■ Task goal: Print all of the data exactly.

■ Data provided:
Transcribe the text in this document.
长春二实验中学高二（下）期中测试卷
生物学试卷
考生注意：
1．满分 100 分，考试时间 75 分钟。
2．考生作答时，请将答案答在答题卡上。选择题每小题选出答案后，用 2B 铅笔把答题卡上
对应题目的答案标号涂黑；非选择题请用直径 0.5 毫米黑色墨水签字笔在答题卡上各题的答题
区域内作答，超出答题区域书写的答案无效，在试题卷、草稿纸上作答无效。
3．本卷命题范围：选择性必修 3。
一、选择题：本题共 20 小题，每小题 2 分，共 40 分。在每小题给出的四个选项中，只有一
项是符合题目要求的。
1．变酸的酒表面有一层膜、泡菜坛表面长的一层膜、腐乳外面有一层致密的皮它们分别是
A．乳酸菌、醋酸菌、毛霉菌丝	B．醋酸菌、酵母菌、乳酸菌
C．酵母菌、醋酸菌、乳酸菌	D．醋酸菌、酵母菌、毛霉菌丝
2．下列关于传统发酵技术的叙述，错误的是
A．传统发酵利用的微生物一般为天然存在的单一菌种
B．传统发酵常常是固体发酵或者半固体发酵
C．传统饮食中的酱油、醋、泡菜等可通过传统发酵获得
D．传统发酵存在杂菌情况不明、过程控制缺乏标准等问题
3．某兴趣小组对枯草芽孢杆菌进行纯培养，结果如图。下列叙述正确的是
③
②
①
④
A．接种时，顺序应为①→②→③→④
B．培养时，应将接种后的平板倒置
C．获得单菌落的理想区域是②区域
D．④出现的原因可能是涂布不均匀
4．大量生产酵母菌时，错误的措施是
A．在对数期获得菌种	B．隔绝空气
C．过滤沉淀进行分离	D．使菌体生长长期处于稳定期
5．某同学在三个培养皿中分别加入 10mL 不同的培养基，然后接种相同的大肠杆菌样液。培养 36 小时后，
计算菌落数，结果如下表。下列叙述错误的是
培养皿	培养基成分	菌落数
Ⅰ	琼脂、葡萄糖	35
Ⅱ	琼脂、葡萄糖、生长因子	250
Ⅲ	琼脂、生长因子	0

■ Exercise answer:
Transcribe the text in this document.
长春二实验中学高二（下）期中测试卷
生物学试卷
考生注意：
1．满分 100 分，考试时间 75 分钟。
2．考生作答时，请将答案答在答题卡上。选择题每小题选出答案后，用 2B 铅笔把答题卡上
对应题目的答案标号涂黑；非选择题请用直径 0.5 毫米黑色墨水签字笔在答题卡上各题的答题
区域内作答，超出答题区域书写的答案无效，在试题卷、草稿纸上作答无效。
3．本卷命题范围：选择性必修 3。
一、选择题：本题共 20 小题，每小题 2 分，共 40 分。在每小题给出的四个选项中，只有一
项是符合题目要求的。
1．变酸的酒表面有一层膜、泡菜坛表面长的一层膜、腐乳外面有一层致密的皮它们分别是
A．乳酸菌、醋酸菌、毛霉菌丝	B．醋酸菌、酵母菌、乳酸菌
C．酵母菌、醋酸菌、乳酸菌	D．醋酸菌、酵母菌、毛霉菌丝
2．下列关于传统发酵技术的叙述，错误的是
A．传统发酵利用的微生物一般为天然存在的单一菌种
B．传统发酵常常是固体发酵或者半固体发酵
C．传统饮食中的酱油、醋、泡菜等可通过传统发酵获得
D．传统发酵存在杂菌情况不明、过程控制缺乏标准等问题
3．某兴趣小组对枯草芽孢杆菌进行纯培养，结果如图。下列叙述正确的是
③
②
①
④
A．接种时，顺序应为①→②→③→④
B．培养时，应将接种后的平板倒置
C．获得单菌落的理想区域是②区域
D．④出现的原因可能是涂布不均匀
4．大量生产酵母菌时，错误的措施是
A．在对数期获得菌种	B．隔绝空气
C．过滤沉淀进行分离	D．使菌体生长长期处于稳定期
5．某同学在三个培养皿中分别加入 10mL 不同的培养基，然后接种相同的大肠杆菌样液。培养 36 小时后，
计算菌落数，结果如下表。下列叙述错误的是
培养皿	培养基成分	菌落数
Ⅰ	琼脂、葡萄糖	35
Ⅱ	琼脂、葡萄糖、生长因子	250
Ⅲ	琼脂、生长因子	0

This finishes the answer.